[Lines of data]

* Begin *

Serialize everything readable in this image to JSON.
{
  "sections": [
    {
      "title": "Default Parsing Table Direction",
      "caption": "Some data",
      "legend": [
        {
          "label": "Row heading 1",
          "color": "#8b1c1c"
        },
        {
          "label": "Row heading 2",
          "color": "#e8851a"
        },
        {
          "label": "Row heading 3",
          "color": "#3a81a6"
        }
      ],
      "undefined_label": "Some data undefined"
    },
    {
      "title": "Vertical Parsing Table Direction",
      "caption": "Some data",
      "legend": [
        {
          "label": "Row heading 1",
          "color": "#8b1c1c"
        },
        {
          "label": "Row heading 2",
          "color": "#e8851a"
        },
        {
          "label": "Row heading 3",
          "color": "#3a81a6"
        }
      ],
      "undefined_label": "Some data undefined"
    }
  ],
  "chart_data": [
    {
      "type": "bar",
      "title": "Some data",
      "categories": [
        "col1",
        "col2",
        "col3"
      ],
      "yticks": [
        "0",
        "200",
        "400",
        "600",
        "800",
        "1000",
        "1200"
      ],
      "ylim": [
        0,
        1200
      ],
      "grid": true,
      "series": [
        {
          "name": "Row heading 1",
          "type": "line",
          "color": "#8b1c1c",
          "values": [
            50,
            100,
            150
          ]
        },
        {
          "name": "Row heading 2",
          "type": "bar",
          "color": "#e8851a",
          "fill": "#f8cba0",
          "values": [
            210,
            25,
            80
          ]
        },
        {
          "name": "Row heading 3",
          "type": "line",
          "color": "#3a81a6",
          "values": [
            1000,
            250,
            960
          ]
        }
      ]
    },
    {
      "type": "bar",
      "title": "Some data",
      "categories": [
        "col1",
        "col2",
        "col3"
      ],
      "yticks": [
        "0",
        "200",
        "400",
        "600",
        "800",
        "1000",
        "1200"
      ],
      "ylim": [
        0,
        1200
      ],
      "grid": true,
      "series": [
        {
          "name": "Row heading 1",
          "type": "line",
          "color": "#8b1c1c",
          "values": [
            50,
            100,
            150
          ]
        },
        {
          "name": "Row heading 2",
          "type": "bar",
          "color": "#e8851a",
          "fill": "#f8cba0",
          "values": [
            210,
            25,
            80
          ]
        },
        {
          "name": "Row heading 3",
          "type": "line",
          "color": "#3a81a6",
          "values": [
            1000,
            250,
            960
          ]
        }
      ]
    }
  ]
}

* End *

▸ **Goal**: Type the material above out again, exactly.

▸ **Exercise response**:
Serialize everything readable in this image to JSON.
{
  "sections": [
    {
      "title": "Default Parsing Table Direction",
      "caption": "Some data",
      "legend": [
        {
          "label": "Row heading 1",
          "color": "#8b1c1c"
        },
        {
          "label": "Row heading 2",
          "color": "#e8851a"
        },
        {
          "label": "Row heading 3",
          "color": "#3a81a6"
        }
      ],
      "undefined_label": "Some data undefined"
    },
    {
      "title": "Vertical Parsing Table Direction",
      "caption": "Some data",
      "legend": [
        {
          "label": "Row heading 1",
          "color": "#8b1c1c"
        },
        {
          "label": "Row heading 2",
          "color": "#e8851a"
        },
        {
          "label": "Row heading 3",
          "color": "#3a81a6"
        }
      ],
      "undefined_label": "Some data undefined"
    }
  ],
  "chart_data": [
    {
      "type": "bar",
      "title": "Some data",
      "categories": [
        "col1",
        "col2",
        "col3"
      ],
      "yticks": [
        "0",
        "200",
        "400",
        "600",
        "800",
        "1000",
        "1200"
      ],
      "ylim": [
        0,
        1200
      ],
      "grid": true,
      "series": [
        {
          "name": "Row heading 1",
          "type": "line",
          "color": "#8b1c1c",
          "values": [
            50,
            100,
            150
          ]
        },
        {
          "name": "Row heading 2",
          "type": "bar",
          "color": "#e8851a",
          "fill": "#f8cba0",
          "values": [
            210,
            25,
            80
          ]
        },
        {
          "name": "Row heading 3",
          "type": "line",
          "color": "#3a81a6",
          "values": [
            1000,
            250,
            960
          ]
        }
      ]
    },
    {
      "type": "bar",
      "title": "Some data",
      "categories": [
        "col1",
        "col2",
        "col3"
      ],
      "yticks": [
        "0",
        "200",
        "400",
        "600",
        "800",
        "1000",
        "1200"
      ],
      "ylim": [
        0,
        1200
      ],
      "grid": true,
      "series": [
        {
          "name": "Row heading 1",
          "type": "line",
          "color": "#8b1c1c",
          "values": [
            50,
            100,
            150
          ]
        },
        {
          "name": "Row heading 2",
          "type": "bar",
          "color": "#e8851a",
          "fill": "#f8cba0",
          "values": [
            210,
            25,
            80
          ]
        },
        {
          "name": "Row heading 3",
          "type": "line",
          "color": "#3a81a6",
          "values": [
            1000,
            250,
            960
          ]
        }
      ]
    }
  ]
}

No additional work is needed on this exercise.